WHAT IS REQUIRED –
Reproduce the entries exactly.

INPUT DATA –
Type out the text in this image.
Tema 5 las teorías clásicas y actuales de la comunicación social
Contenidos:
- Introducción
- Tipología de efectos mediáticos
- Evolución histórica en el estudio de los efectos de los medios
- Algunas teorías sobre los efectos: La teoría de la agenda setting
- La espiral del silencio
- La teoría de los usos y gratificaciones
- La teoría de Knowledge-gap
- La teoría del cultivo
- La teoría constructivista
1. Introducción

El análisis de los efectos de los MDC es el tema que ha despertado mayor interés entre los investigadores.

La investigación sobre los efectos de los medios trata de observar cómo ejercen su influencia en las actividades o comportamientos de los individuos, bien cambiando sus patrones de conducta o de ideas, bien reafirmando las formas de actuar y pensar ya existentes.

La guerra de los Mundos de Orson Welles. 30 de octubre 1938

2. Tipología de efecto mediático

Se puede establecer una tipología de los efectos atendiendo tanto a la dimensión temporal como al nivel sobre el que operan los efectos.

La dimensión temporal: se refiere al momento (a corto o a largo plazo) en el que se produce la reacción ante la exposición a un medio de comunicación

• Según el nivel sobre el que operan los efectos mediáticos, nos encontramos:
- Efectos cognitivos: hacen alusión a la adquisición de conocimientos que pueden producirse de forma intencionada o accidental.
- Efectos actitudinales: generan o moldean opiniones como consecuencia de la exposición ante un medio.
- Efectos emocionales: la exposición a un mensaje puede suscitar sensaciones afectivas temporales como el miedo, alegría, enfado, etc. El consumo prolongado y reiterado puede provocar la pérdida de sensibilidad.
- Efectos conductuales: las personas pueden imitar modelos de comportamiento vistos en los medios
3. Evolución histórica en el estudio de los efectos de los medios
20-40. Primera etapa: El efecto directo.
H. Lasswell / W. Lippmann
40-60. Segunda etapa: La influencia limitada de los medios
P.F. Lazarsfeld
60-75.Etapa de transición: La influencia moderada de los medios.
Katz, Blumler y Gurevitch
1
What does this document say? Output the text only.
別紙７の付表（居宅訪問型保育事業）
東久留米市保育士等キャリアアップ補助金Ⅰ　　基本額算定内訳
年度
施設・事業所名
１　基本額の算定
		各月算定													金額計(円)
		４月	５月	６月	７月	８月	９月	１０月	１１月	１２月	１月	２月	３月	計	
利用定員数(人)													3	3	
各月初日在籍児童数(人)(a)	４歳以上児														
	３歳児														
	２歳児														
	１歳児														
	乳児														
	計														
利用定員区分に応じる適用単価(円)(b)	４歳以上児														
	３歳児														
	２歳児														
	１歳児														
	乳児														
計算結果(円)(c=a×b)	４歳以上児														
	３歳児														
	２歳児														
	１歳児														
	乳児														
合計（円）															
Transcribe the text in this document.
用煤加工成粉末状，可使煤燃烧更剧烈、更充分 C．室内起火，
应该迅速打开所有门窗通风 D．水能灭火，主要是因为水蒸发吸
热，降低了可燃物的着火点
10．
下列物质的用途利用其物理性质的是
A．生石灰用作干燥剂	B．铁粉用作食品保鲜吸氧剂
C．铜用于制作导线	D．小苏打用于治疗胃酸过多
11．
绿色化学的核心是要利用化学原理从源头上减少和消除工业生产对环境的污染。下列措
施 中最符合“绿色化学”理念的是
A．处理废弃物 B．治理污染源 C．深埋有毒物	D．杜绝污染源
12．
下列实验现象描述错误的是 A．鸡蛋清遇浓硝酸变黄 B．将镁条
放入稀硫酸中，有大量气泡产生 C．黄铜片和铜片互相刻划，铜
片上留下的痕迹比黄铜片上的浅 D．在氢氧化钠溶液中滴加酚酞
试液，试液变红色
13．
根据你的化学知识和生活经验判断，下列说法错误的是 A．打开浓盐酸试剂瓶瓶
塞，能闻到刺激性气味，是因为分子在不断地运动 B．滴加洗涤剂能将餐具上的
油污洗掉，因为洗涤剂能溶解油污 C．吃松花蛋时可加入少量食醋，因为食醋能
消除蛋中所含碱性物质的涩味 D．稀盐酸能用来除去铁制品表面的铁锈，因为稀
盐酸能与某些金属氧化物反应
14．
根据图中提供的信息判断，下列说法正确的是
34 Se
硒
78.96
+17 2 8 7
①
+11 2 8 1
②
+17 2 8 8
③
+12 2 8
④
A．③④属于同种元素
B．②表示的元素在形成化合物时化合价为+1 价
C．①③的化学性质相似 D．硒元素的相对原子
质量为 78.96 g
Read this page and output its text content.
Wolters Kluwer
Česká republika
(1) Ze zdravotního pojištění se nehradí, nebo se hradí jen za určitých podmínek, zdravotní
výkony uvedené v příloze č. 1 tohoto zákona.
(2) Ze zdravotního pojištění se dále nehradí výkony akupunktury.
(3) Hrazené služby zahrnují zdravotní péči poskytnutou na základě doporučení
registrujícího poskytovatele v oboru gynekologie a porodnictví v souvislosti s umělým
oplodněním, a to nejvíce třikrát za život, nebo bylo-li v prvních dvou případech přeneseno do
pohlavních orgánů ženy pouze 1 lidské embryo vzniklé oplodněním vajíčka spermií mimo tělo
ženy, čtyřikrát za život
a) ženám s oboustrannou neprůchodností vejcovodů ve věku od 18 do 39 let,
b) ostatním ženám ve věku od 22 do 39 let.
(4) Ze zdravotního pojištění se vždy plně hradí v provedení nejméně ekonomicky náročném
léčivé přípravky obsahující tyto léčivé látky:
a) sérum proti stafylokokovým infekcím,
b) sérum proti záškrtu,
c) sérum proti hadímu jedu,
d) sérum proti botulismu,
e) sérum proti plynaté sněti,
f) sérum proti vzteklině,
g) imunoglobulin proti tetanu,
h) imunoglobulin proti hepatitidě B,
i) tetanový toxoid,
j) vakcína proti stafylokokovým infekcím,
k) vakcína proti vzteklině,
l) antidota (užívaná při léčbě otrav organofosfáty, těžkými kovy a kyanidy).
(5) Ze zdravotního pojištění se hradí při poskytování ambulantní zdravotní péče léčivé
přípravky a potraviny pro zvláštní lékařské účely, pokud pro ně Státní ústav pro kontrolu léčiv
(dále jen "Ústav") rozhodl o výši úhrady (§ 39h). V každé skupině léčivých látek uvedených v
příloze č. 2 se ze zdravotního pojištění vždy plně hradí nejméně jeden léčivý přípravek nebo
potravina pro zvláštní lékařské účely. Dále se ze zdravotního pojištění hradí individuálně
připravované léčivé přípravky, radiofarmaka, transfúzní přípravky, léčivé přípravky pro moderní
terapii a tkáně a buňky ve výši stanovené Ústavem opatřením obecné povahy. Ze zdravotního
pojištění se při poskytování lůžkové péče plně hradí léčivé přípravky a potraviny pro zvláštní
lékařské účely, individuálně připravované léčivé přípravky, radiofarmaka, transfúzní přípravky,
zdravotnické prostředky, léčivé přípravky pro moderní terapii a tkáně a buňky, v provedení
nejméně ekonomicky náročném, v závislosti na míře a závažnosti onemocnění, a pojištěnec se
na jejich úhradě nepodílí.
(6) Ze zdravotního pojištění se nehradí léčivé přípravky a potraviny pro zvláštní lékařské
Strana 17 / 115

ANSWER FOR THIS EXERCISE –
Type out the text in this image.
Tema 5 las teorías clásicas y actuales de la comunicación social
Contenidos:
- Introducción
- Tipología de efectos mediáticos
- Evolución histórica en el estudio de los efectos de los medios
- Algunas teorías sobre los efectos: La teoría de la agenda setting
- La espiral del silencio
- La teoría de los usos y gratificaciones
- La teoría de Knowledge-gap
- La teoría del cultivo
- La teoría constructivista
1. Introducción

El análisis de los efectos de los MDC es el tema que ha despertado mayor interés entre los investigadores.

La investigación sobre los efectos de los medios trata de observar cómo ejercen su influencia en las actividades o comportamientos de los individuos, bien cambiando sus patrones de conducta o de ideas, bien reafirmando las formas de actuar y pensar ya existentes.

La guerra de los Mundos de Orson Welles. 30 de octubre 1938

2. Tipología de efecto mediático

Se puede establecer una tipología de los efectos atendiendo tanto a la dimensión temporal como al nivel sobre el que operan los efectos.

La dimensión temporal: se refiere al momento (a corto o a largo plazo) en el que se produce la reacción ante la exposición a un medio de comunicación

• Según el nivel sobre el que operan los efectos mediáticos, nos encontramos:
- Efectos cognitivos: hacen alusión a la adquisición de conocimientos que pueden producirse de forma intencionada o accidental.
- Efectos actitudinales: generan o moldean opiniones como consecuencia de la exposición ante un medio.
- Efectos emocionales: la exposición a un mensaje puede suscitar sensaciones afectivas temporales como el miedo, alegría, enfado, etc. El consumo prolongado y reiterado puede provocar la pérdida de sensibilidad.
- Efectos conductuales: las personas pueden imitar modelos de comportamiento vistos en los medios
3. Evolución histórica en el estudio de los efectos de los medios
20-40. Primera etapa: El efecto directo.
H. Lasswell / W. Lippmann
40-60. Segunda etapa: La influencia limitada de los medios
P.F. Lazarsfeld
60-75.Etapa de transición: La influencia moderada de los medios.
Katz, Blumler y Gurevitch
1
What does this document say? Output the text only.
別紙７の付表（居宅訪問型保育事業）
東久留米市保育士等キャリアアップ補助金Ⅰ　　基本額算定内訳
年度
施設・事業所名
１　基本額の算定
		各月算定													金額計(円)
		４月	５月	６月	７月	８月	９月	１０月	１１月	１２月	１月	２月	３月	計	
利用定員数(人)													3	3	
各月初日在籍児童数(人)(a)	４歳以上児														
	３歳児														
	２歳児														
	１歳児														
	乳児														
	計														
利用定員区分に応じる適用単価(円)(b)	４歳以上児														
	３歳児														
	２歳児														
	１歳児														
	乳児														
計算結果(円)(c=a×b)	４歳以上児														
	３歳児														
	２歳児														
	１歳児														
	乳児														
合計（円）															
Transcribe the text in this document.
用煤加工成粉末状，可使煤燃烧更剧烈、更充分 C．室内起火，
应该迅速打开所有门窗通风 D．水能灭火，主要是因为水蒸发吸
热，降低了可燃物的着火点
10．
下列物质的用途利用其物理性质的是
A．生石灰用作干燥剂	B．铁粉用作食品保鲜吸氧剂
C．铜用于制作导线	D．小苏打用于治疗胃酸过多
11．
绿色化学的核心是要利用化学原理从源头上减少和消除工业生产对环境的污染。下列措
施 中最符合“绿色化学”理念的是
A．处理废弃物 B．治理污染源 C．深埋有毒物	D．杜绝污染源
12．
下列实验现象描述错误的是 A．鸡蛋清遇浓硝酸变黄 B．将镁条
放入稀硫酸中，有大量气泡产生 C．黄铜片和铜片互相刻划，铜
片上留下的痕迹比黄铜片上的浅 D．在氢氧化钠溶液中滴加酚酞
试液，试液变红色
13．
根据你的化学知识和生活经验判断，下列说法错误的是 A．打开浓盐酸试剂瓶瓶
塞，能闻到刺激性气味，是因为分子在不断地运动 B．滴加洗涤剂能将餐具上的
油污洗掉，因为洗涤剂能溶解油污 C．吃松花蛋时可加入少量食醋，因为食醋能
消除蛋中所含碱性物质的涩味 D．稀盐酸能用来除去铁制品表面的铁锈，因为稀
盐酸能与某些金属氧化物反应
14．
根据图中提供的信息判断，下列说法正确的是
34 Se
硒
78.96
+17 2 8 7
①
+11 2 8 1
②
+17 2 8 8
③
+12 2 8
④
A．③④属于同种元素
B．②表示的元素在形成化合物时化合价为+1 价
C．①③的化学性质相似 D．硒元素的相对原子
质量为 78.96 g
Read this page and output its text content.
Wolters Kluwer
Česká republika
(1) Ze zdravotního pojištění se nehradí, nebo se hradí jen za určitých podmínek, zdravotní
výkony uvedené v příloze č. 1 tohoto zákona.
(2) Ze zdravotního pojištění se dále nehradí výkony akupunktury.
(3) Hrazené služby zahrnují zdravotní péči poskytnutou na základě doporučení
registrujícího poskytovatele v oboru gynekologie a porodnictví v souvislosti s umělým
oplodněním, a to nejvíce třikrát za život, nebo bylo-li v prvních dvou případech přeneseno do
pohlavních orgánů ženy pouze 1 lidské embryo vzniklé oplodněním vajíčka spermií mimo tělo
ženy, čtyřikrát za život
a) ženám s oboustrannou neprůchodností vejcovodů ve věku od 18 do 39 let,
b) ostatním ženám ve věku od 22 do 39 let.
(4) Ze zdravotního pojištění se vždy plně hradí v provedení nejméně ekonomicky náročném
léčivé přípravky obsahující tyto léčivé látky:
a) sérum proti stafylokokovým infekcím,
b) sérum proti záškrtu,
c) sérum proti hadímu jedu,
d) sérum proti botulismu,
e) sérum proti plynaté sněti,
f) sérum proti vzteklině,
g) imunoglobulin proti tetanu,
h) imunoglobulin proti hepatitidě B,
i) tetanový toxoid,
j) vakcína proti stafylokokovým infekcím,
k) vakcína proti vzteklině,
l) antidota (užívaná při léčbě otrav organofosfáty, těžkými kovy a kyanidy).
(5) Ze zdravotního pojištění se hradí při poskytování ambulantní zdravotní péče léčivé
přípravky a potraviny pro zvláštní lékařské účely, pokud pro ně Státní ústav pro kontrolu léčiv
(dále jen "Ústav") rozhodl o výši úhrady (§ 39h). V každé skupině léčivých látek uvedených v
příloze č. 2 se ze zdravotního pojištění vždy plně hradí nejméně jeden léčivý přípravek nebo
potravina pro zvláštní lékařské účely. Dále se ze zdravotního pojištění hradí individuálně
připravované léčivé přípravky, radiofarmaka, transfúzní přípravky, léčivé přípravky pro moderní
terapii a tkáně a buňky ve výši stanovené Ústavem opatřením obecné povahy. Ze zdravotního
pojištění se při poskytování lůžkové péče plně hradí léčivé přípravky a potraviny pro zvláštní
lékařské účely, individuálně připravované léčivé přípravky, radiofarmaka, transfúzní přípravky,
zdravotnické prostředky, léčivé přípravky pro moderní terapii a tkáně a buňky, v provedení
nejméně ekonomicky náročném, v závislosti na míře a závažnosti onemocnění, a pojištěnec se
na jejich úhradě nepodílí.
(6) Ze zdravotního pojištění se nehradí léčivé přípravky a potraviny pro zvláštní lékařské
Strana 17 / 115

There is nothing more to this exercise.